» **Problem requirements**:
Format as a numbered list the lines of the records below, from the line containing "cancel-button-label: Cancel (553, 213, 588, 225)" through the line containing "brand-line2: OFFERS (66, 21, 140, 38)", inclusive, leaving out any blank lines.

» **Provided entries**:

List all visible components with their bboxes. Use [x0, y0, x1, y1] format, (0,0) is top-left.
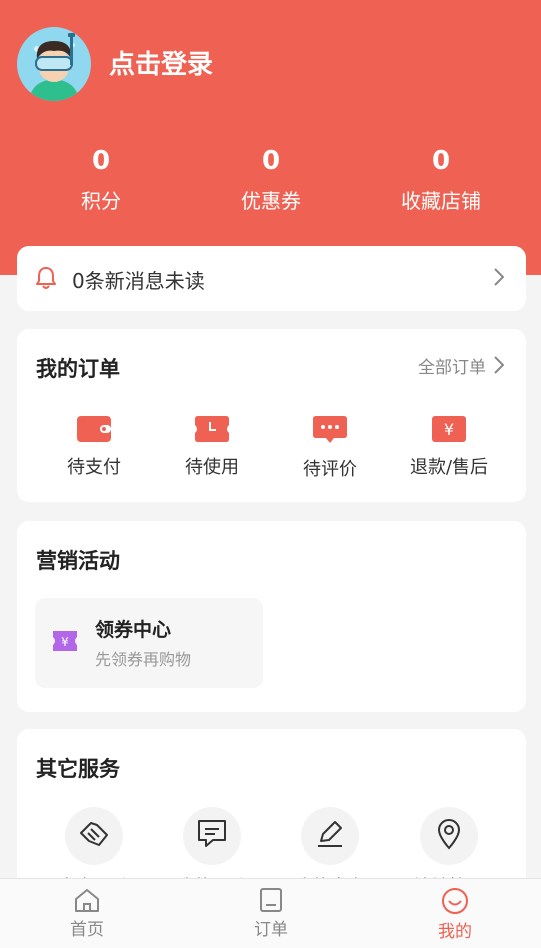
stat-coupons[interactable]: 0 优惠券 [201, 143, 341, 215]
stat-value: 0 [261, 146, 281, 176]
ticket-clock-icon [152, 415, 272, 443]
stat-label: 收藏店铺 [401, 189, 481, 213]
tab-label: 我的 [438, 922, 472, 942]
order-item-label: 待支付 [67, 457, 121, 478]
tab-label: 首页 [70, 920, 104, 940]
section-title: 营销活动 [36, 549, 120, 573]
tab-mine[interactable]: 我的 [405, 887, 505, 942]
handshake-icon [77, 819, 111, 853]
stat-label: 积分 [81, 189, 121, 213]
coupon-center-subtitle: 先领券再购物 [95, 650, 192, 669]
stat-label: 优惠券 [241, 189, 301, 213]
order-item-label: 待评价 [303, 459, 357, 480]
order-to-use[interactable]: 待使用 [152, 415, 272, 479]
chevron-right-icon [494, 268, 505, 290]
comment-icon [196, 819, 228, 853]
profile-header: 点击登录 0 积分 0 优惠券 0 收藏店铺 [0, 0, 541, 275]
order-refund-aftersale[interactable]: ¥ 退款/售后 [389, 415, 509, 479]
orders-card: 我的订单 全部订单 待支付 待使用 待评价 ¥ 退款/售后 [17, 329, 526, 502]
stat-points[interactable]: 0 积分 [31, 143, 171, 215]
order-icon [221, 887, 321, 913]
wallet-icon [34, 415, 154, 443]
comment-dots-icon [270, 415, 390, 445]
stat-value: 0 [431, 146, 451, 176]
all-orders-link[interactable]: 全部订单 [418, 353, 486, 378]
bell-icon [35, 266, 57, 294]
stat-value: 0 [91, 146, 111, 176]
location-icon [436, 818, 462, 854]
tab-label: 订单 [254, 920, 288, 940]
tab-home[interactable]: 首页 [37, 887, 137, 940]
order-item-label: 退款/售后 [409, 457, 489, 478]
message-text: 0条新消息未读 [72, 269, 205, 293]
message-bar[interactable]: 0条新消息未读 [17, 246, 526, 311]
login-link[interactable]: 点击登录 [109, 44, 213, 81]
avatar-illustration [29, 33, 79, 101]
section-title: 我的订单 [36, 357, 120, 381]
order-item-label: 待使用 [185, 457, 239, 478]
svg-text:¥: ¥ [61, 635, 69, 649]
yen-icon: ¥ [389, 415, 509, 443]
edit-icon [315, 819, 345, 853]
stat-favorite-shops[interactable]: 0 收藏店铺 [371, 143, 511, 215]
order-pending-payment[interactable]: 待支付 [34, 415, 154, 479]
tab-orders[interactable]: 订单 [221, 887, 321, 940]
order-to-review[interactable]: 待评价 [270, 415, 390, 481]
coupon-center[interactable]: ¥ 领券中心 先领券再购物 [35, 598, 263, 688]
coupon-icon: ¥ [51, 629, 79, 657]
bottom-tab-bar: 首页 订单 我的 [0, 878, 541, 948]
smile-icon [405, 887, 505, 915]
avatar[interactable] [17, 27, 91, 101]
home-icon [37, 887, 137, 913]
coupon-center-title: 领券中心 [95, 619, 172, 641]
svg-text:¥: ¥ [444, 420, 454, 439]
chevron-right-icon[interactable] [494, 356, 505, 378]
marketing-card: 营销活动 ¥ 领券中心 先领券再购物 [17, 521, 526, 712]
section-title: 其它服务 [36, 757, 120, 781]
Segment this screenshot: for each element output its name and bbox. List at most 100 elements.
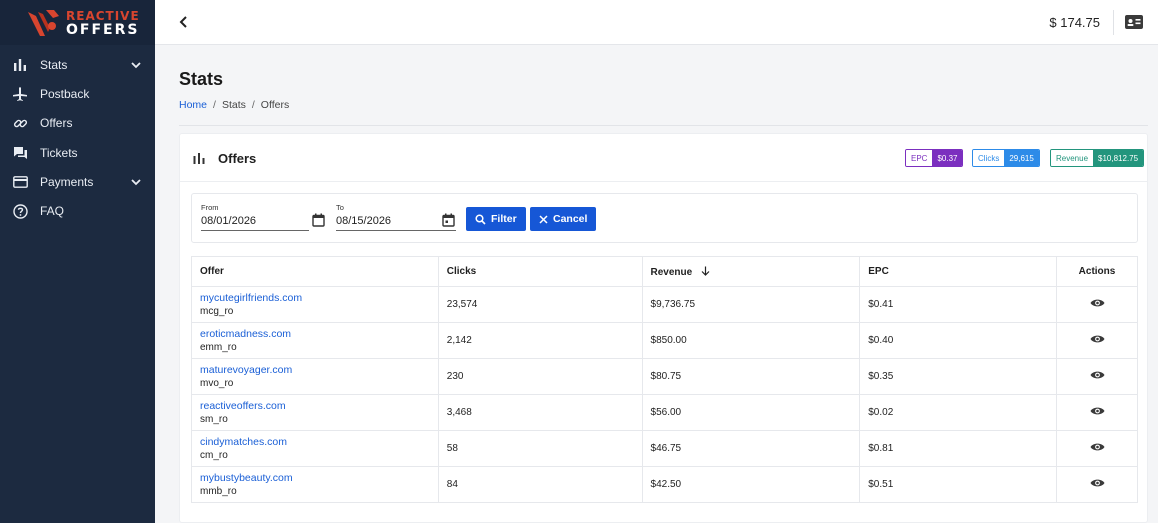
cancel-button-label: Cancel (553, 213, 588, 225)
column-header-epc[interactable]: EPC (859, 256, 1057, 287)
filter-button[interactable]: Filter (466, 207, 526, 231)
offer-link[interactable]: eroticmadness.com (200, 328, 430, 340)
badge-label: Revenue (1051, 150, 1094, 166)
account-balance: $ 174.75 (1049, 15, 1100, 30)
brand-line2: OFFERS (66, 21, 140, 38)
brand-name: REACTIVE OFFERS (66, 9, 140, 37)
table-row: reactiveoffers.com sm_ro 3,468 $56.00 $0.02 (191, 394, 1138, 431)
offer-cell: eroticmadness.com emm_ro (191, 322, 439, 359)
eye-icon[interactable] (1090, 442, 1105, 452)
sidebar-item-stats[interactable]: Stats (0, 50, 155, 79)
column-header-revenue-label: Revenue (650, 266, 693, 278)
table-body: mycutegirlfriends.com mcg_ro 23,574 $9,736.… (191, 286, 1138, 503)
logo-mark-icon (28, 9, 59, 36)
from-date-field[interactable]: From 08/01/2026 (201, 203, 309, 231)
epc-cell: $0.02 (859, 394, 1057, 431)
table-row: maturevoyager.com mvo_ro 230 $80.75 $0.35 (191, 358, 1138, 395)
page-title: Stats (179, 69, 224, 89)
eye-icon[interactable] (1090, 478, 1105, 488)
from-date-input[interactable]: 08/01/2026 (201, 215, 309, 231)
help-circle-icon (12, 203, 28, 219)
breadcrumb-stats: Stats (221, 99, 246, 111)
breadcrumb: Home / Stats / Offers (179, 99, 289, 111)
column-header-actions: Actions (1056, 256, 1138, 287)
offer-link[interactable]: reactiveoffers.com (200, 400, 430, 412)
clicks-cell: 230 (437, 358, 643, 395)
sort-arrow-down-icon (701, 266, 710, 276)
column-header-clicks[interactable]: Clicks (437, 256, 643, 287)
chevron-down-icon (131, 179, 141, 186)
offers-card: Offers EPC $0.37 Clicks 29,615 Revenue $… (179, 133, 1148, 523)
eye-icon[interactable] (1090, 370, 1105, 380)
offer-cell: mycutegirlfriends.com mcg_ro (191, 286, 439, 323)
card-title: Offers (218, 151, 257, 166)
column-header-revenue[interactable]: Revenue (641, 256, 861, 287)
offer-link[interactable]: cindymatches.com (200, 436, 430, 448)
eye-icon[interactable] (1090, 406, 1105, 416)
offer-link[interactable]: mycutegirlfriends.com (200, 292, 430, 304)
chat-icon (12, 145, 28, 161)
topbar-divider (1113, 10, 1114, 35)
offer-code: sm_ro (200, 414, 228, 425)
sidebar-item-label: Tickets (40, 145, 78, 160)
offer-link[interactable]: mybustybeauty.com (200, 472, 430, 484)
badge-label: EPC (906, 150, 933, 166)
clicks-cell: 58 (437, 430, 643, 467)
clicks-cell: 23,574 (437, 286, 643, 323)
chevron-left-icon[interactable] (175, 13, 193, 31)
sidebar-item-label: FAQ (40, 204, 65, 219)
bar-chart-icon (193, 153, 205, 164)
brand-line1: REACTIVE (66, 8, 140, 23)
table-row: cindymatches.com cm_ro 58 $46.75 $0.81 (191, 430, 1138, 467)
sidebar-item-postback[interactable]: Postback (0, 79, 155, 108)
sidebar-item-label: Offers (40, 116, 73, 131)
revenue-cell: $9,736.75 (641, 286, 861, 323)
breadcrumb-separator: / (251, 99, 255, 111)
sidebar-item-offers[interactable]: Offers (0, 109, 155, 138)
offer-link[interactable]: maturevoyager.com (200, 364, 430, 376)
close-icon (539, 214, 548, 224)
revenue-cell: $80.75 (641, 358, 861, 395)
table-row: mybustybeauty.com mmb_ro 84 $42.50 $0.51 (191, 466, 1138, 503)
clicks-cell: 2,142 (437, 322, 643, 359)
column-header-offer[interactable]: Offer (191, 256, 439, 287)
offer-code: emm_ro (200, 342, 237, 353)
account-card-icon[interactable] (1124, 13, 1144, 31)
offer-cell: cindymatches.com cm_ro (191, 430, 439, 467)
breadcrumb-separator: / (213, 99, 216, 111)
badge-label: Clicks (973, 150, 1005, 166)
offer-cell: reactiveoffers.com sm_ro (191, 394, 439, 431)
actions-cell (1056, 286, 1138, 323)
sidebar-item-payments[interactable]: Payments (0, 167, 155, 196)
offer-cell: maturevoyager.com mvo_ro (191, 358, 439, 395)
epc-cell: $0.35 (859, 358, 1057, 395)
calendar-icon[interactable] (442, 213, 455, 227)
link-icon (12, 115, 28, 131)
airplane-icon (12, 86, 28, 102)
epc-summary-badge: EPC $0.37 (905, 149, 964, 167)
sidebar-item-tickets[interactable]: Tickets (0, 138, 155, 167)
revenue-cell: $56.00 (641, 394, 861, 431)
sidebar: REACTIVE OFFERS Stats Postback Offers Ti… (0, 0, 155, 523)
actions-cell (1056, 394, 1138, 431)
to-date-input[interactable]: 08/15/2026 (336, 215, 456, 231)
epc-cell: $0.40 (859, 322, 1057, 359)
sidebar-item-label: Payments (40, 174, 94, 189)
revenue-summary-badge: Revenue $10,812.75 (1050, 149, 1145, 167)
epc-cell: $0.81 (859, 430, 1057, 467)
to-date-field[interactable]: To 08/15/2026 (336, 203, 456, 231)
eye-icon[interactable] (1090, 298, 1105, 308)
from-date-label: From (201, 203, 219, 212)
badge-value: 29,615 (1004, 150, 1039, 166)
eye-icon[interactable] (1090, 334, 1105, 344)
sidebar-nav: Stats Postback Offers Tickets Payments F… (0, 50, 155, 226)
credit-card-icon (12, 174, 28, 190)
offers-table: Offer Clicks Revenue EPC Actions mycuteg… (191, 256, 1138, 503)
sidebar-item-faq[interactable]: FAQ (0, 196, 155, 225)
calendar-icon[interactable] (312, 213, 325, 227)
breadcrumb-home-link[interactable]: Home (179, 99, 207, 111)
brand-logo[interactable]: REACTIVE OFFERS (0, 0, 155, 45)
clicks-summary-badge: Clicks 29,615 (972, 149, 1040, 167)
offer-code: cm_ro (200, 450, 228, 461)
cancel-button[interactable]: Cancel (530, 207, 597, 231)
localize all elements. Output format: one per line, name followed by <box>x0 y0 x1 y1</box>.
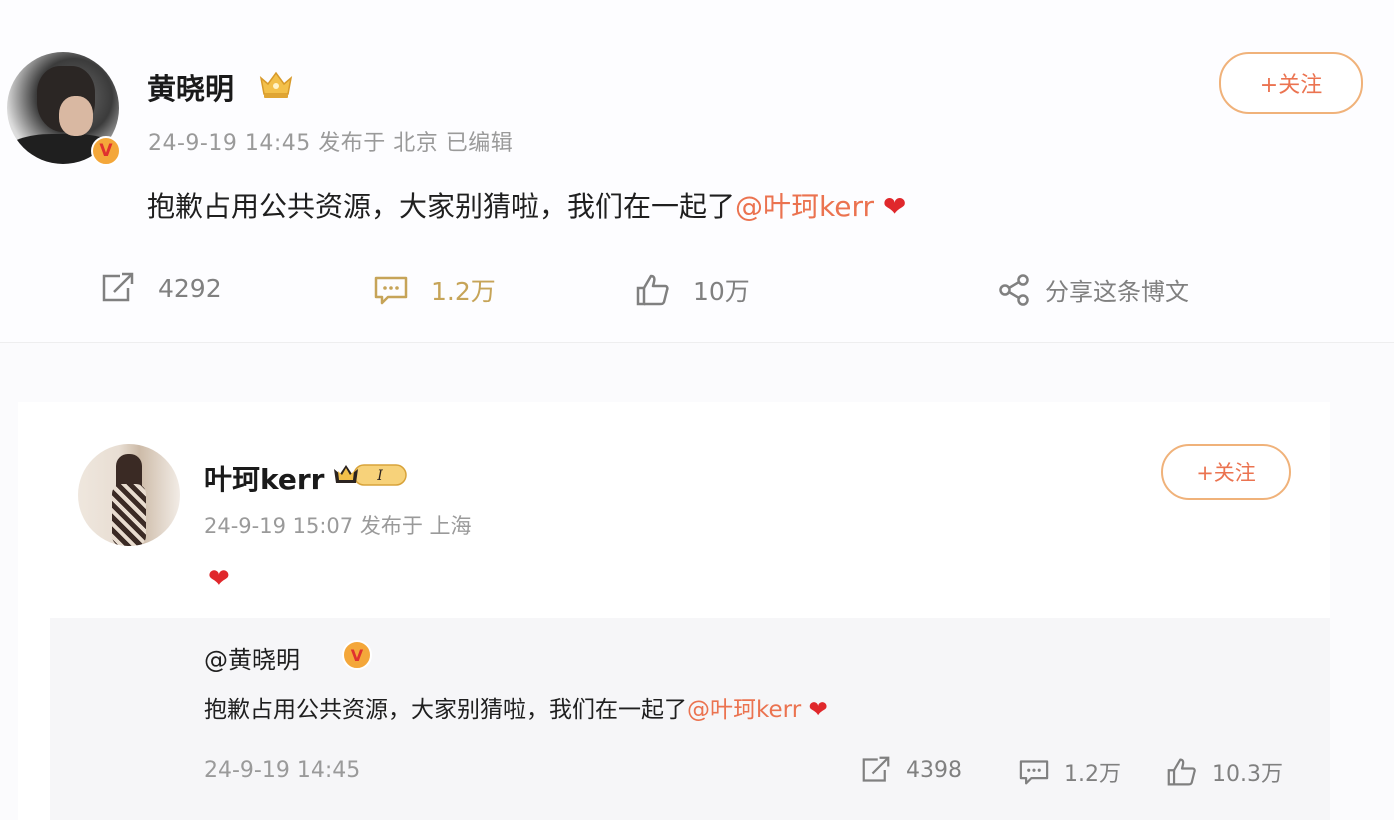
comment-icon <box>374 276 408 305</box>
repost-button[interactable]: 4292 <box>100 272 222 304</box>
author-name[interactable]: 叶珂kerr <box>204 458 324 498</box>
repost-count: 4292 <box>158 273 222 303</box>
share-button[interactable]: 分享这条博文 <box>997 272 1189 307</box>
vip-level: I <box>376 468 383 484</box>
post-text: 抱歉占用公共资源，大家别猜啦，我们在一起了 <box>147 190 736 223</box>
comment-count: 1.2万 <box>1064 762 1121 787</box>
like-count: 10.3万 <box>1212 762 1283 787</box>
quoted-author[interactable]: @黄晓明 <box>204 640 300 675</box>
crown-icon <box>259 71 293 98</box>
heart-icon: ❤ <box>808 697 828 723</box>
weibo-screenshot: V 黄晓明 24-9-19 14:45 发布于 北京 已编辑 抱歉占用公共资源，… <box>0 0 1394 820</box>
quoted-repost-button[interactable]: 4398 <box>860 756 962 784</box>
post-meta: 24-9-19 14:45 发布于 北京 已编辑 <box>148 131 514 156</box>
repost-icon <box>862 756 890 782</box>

» **Correct response**:
1. cancel-button-label: Cancel (553, 213, 588, 225)
2. column-header-epc[interactable]: EPC (859, 256, 1057, 287)
3. filter-button[interactable]: Filter (466, 207, 526, 231)
4. offer-link[interactable]: eroticmadness.com (200, 328, 430, 340)
5. badge-label: Revenue (1051, 150, 1094, 166)
6. account-balance: $ 174.75 (1049, 15, 1100, 30)
7. brand-line2: OFFERS (66, 21, 140, 38)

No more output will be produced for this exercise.